Data entries
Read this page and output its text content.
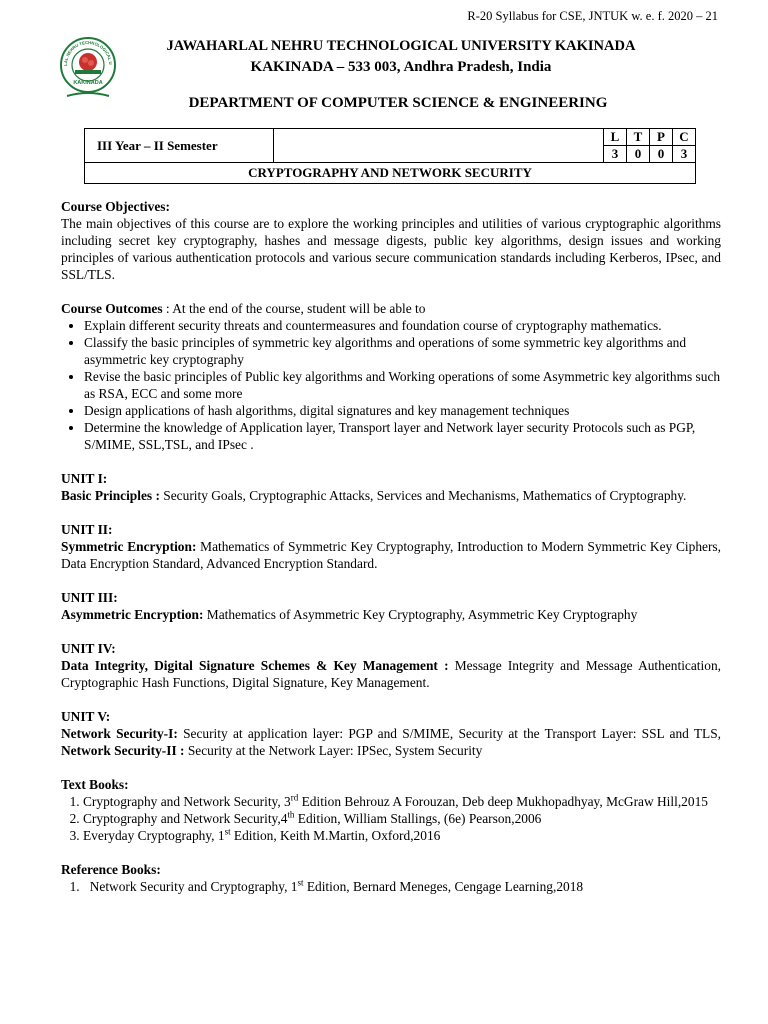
R-20 Syllabus for CSE, JNTUK w. e. f. 2020 – 21
LAL NEHRU TECHNOLOGICAL U
KAKINADA
JAWAHARLAL NEHRU TECHNOLOGICAL UNIVERSITY KAKINADA
KAKINADA – 533 003, Andhra Pradesh, India
DEPARTMENT OF COMPUTER SCIENCE & ENGINEERING
III Year – II Semester		L	T	P	C
		3	0	0	3
CRYPTOGRAPHY AND NETWORK SECURITY					

Course Objectives:

The main objectives of this course are to explore the working principles and utilities of various cryptographic algorithms including secret key cryptography, hashes and message digests, public key algorithms, design issues and working principles of various authentication protocols and various secure communication standards including Kerberos, IPsec, and SSL/TLS.

Course Outcomes : At the end of the course, student will be able to

• Explain different security threats and countermeasures and foundation course of cryptography mathematics.
• Classify the basic principles of symmetric key algorithms and operations of some symmetric key algorithms and asymmetric key cryptography
• Revise the basic principles of Public key algorithms and Working operations of some Asymmetric key algorithms such as RSA, ECC and some more
• Design applications of hash algorithms, digital signatures and key management techniques
• Determine the knowledge of Application layer, Transport layer and Network layer security Protocols such as PGP, S/MIME, SSL,TSL, and IPsec .

UNIT I:

Basic Principles : Security Goals, Cryptographic Attacks, Services and Mechanisms, Mathematics of Cryptography.

UNIT II:

Symmetric Encryption: Mathematics of Symmetric Key Cryptography, Introduction to Modern Symmetric Key Ciphers, Data Encryption Standard, Advanced Encryption Standard.

UNIT III:

Asymmetric Encryption: Mathematics of Asymmetric Key Cryptography, Asymmetric Key Cryptography

UNIT IV:

Data Integrity, Digital Signature Schemes & Key Management : Message Integrity and Message Authentication, Cryptographic Hash Functions, Digital Signature, Key Management.

UNIT V:

Network Security-I: Security at application layer: PGP and S/MIME, Security at the Transport Layer: SSL and TLS, Network Security-II : Security at the Network Layer: IPSec, System Security

Text Books:

1. Cryptography and Network Security, 3rd Edition Behrouz A Forouzan, Deb deep Mukhopadhyay, McGraw Hill,2015
2. Cryptography and Network Security,4th Edition, William Stallings, (6e) Pearson,2006
3. Everyday Cryptography, 1st Edition, Keith M.Martin, Oxford,2016

Reference Books:

1. Network Security and Cryptography, 1st Edition, Bernard Meneges, Cengage Learning,2018
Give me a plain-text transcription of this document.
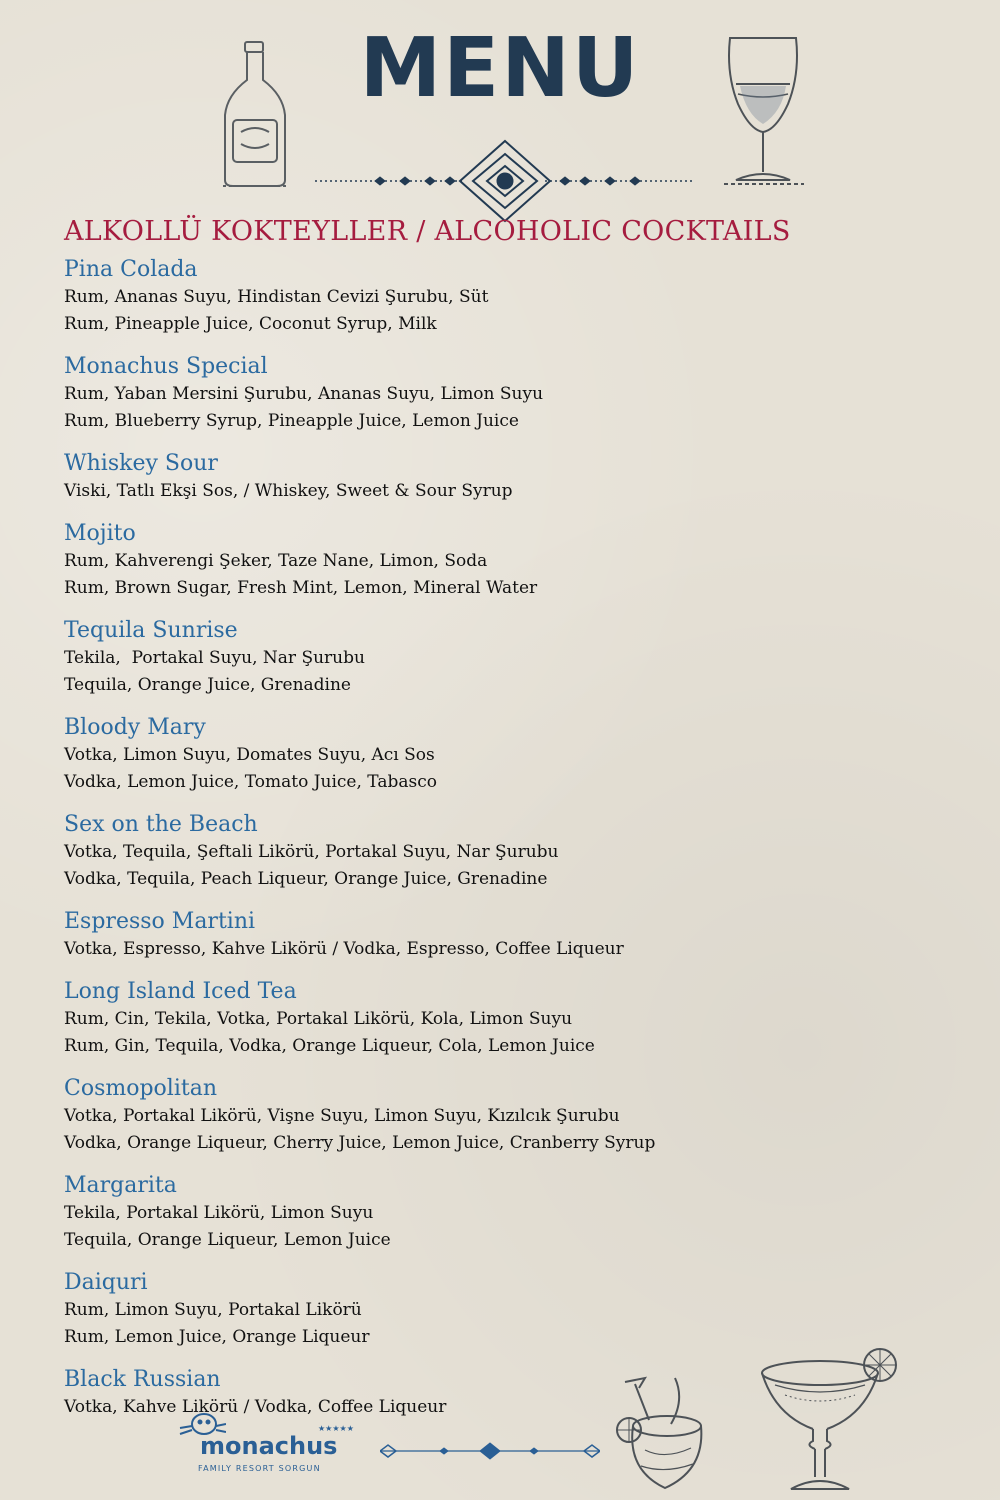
MENU
ALKOLLÜ KOKTEYLLER / ALCOHOLIC COCKTAILS
Pina Colada
Rum, Ananas Suyu, Hindistan Cevizi Şurubu, Süt
Rum, Pineapple Juice, Coconut Syrup, Milk
Monachus Special
Rum, Yaban Mersini Şurubu, Ananas Suyu, Limon Suyu
Rum, Blueberry Syrup, Pineapple Juice, Lemon Juice
Whiskey Sour
Viski, Tatlı Ekşi Sos, / Whiskey, Sweet & Sour Syrup
Mojito
Rum, Kahverengi Şeker, Taze Nane, Limon, Soda
Rum, Brown Sugar, Fresh Mint, Lemon, Mineral Water
Tequila Sunrise
Tekila,  Portakal Suyu, Nar Şurubu
Tequila, Orange Juice, Grenadine
Bloody Mary
Votka, Limon Suyu, Domates Suyu, Acı Sos
Vodka, Lemon Juice, Tomato Juice, Tabasco
Sex on the Beach
Votka, Tequila, Şeftali Likörü, Portakal Suyu, Nar Şurubu
Vodka, Tequila, Peach Liqueur, Orange Juice, Grenadine
Espresso Martini
Votka, Espresso, Kahve Likörü / Vodka, Espresso, Coffee Liqueur
Long Island Iced Tea
Rum, Cin, Tekila, Votka, Portakal Likörü, Kola, Limon Suyu
Rum, Gin, Tequila, Vodka, Orange Liqueur, Cola, Lemon Juice
Cosmopolitan
Votka, Portakal Likörü, Vişne Suyu, Limon Suyu, Kızılcık Şurubu
Vodka, Orange Liqueur, Cherry Juice, Lemon Juice, Cranberry Syrup
Margarita
Tekila, Portakal Likörü, Limon Suyu
Tequila, Orange Liqueur, Lemon Juice
Daiquri
Rum, Limon Suyu, Portakal Likörü
Rum, Lemon Juice, Orange Liqueur
Black Russian
Votka, Kahve Likörü / Vodka, Coffee Liqueur
★★★★★
monachus
FAMILY RESORT SORGUN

- _AIM OF THE EXERCISE_
Exclude all pictures and reproduce verbatim the lines running from the line that contains "Give me a plain-text" to the end of the data above, both ends included.

- _SOLUTION TO THIS PROBLEM_
Give me a plain-text transcription of this document.
MENU
ALKOLLÜ KOKTEYLLER / ALCOHOLIC COCKTAILS
Pina Colada
Rum, Ananas Suyu, Hindistan Cevizi Şurubu, Süt
Rum, Pineapple Juice, Coconut Syrup, Milk
Monachus Special
Rum, Yaban Mersini Şurubu, Ananas Suyu, Limon Suyu
Rum, Blueberry Syrup, Pineapple Juice, Lemon Juice
Whiskey Sour
Viski, Tatlı Ekşi Sos, / Whiskey, Sweet & Sour Syrup
Mojito
Rum, Kahverengi Şeker, Taze Nane, Limon, Soda
Rum, Brown Sugar, Fresh Mint, Lemon, Mineral Water
Tequila Sunrise
Tekila,  Portakal Suyu, Nar Şurubu
Tequila, Orange Juice, Grenadine
Bloody Mary
Votka, Limon Suyu, Domates Suyu, Acı Sos
Vodka, Lemon Juice, Tomato Juice, Tabasco
Sex on the Beach
Votka, Tequila, Şeftali Likörü, Portakal Suyu, Nar Şurubu
Vodka, Tequila, Peach Liqueur, Orange Juice, Grenadine
Espresso Martini
Votka, Espresso, Kahve Likörü / Vodka, Espresso, Coffee Liqueur
Long Island Iced Tea
Rum, Cin, Tekila, Votka, Portakal Likörü, Kola, Limon Suyu
Rum, Gin, Tequila, Vodka, Orange Liqueur, Cola, Lemon Juice
Cosmopolitan
Votka, Portakal Likörü, Vişne Suyu, Limon Suyu, Kızılcık Şurubu
Vodka, Orange Liqueur, Cherry Juice, Lemon Juice, Cranberry Syrup
Margarita
Tekila, Portakal Likörü, Limon Suyu
Tequila, Orange Liqueur, Lemon Juice
Daiquri
Rum, Limon Suyu, Portakal Likörü
Rum, Lemon Juice, Orange Liqueur
Black Russian
Votka, Kahve Likörü / Vodka, Coffee Liqueur
★★★★★
monachus
FAMILY RESORT SORGUN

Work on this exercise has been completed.